▶ Exercise directions:
Please copy every one of the lines below word for word, from the first to the last.

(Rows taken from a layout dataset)
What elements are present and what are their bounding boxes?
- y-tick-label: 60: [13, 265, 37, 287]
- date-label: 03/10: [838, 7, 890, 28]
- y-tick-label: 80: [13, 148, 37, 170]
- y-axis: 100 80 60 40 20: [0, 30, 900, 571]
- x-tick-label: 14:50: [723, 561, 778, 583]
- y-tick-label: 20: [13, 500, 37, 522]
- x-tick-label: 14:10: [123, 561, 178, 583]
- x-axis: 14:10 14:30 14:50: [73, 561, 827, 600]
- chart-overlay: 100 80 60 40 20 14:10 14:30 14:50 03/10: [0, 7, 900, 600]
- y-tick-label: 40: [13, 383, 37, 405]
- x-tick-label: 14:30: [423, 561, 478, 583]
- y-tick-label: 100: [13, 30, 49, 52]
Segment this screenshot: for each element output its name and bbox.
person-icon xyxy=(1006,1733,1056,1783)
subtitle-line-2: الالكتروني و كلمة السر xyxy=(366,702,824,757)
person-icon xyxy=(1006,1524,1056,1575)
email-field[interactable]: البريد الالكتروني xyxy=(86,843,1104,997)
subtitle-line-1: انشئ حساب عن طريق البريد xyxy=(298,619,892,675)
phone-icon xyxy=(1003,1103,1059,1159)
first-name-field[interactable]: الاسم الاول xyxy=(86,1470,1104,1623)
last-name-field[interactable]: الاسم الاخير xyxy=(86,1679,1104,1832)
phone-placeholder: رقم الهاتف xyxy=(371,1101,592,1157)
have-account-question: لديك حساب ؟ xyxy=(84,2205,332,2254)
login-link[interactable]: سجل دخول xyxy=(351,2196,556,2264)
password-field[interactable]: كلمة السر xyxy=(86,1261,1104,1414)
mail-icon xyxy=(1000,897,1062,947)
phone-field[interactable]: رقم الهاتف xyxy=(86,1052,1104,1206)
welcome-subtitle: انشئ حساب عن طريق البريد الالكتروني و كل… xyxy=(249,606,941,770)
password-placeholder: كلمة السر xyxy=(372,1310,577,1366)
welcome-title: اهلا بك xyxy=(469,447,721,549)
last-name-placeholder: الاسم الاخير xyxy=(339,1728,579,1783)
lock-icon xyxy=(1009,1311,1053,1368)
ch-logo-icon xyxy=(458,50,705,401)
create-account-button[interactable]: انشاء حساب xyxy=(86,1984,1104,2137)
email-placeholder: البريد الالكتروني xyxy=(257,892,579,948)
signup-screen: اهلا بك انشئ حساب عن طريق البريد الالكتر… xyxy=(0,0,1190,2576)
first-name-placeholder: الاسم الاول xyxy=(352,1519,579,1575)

▶ Correct output:
What elements are present and what are their bounding boxes?
- y-tick-label: 60: [13, 265, 37, 287]
- date-label: 03/10: [838, 7, 890, 28]
- y-tick-label: 80: [13, 148, 37, 170]
- y-axis: 100 80 60 40 20: [0, 30, 900, 571]
- x-tick-label: 14:50: [723, 561, 778, 583]
- y-tick-label: 20: [13, 500, 37, 522]
- x-tick-label: 14:10: [123, 561, 178, 583]
- x-axis: 14:10 14:30 14:50: [73, 561, 827, 600]
- chart-overlay: 100 80 60 40 20 14:10 14:30 14:50 03/10: [0, 7, 900, 600]
- y-tick-label: 40: [13, 383, 37, 405]
- x-tick-label: 14:30: [423, 561, 478, 583]
- y-tick-label: 100: [13, 30, 49, 52]
Segment this screenshot: for each element output its name and bbox.
person-icon xyxy=(1006,1733,1056,1783)
subtitle-line-2: الالكتروني و كلمة السر xyxy=(366,702,824,757)
person-icon xyxy=(1006,1524,1056,1575)
email-field[interactable]: البريد الالكتروني xyxy=(86,843,1104,997)
subtitle-line-1: انشئ حساب عن طريق البريد xyxy=(298,619,892,675)
phone-icon xyxy=(1003,1103,1059,1159)
first-name-field[interactable]: الاسم الاول xyxy=(86,1470,1104,1623)
last-name-field[interactable]: الاسم الاخير xyxy=(86,1679,1104,1832)
phone-placeholder: رقم الهاتف xyxy=(371,1101,592,1157)
have-account-question: لديك حساب ؟ xyxy=(84,2205,332,2254)
login-link[interactable]: سجل دخول xyxy=(351,2196,556,2264)
password-field[interactable]: كلمة السر xyxy=(86,1261,1104,1414)
mail-icon xyxy=(1000,897,1062,947)
phone-field[interactable]: رقم الهاتف xyxy=(86,1052,1104,1206)
welcome-subtitle: انشئ حساب عن طريق البريد الالكتروني و كل… xyxy=(249,606,941,770)
password-placeholder: كلمة السر xyxy=(372,1310,577,1366)
welcome-title: اهلا بك xyxy=(469,447,721,549)
last-name-placeholder: الاسم الاخير xyxy=(339,1728,579,1783)
lock-icon xyxy=(1009,1311,1053,1368)
ch-logo-icon xyxy=(458,50,705,401)
create-account-button[interactable]: انشاء حساب xyxy=(86,1984,1104,2137)
email-placeholder: البريد الالكتروني xyxy=(257,892,579,948)
signup-screen: اهلا بك انشئ حساب عن طريق البريد الالكتر… xyxy=(0,0,1190,2576)
first-name-placeholder: الاسم الاول xyxy=(352,1519,579,1575)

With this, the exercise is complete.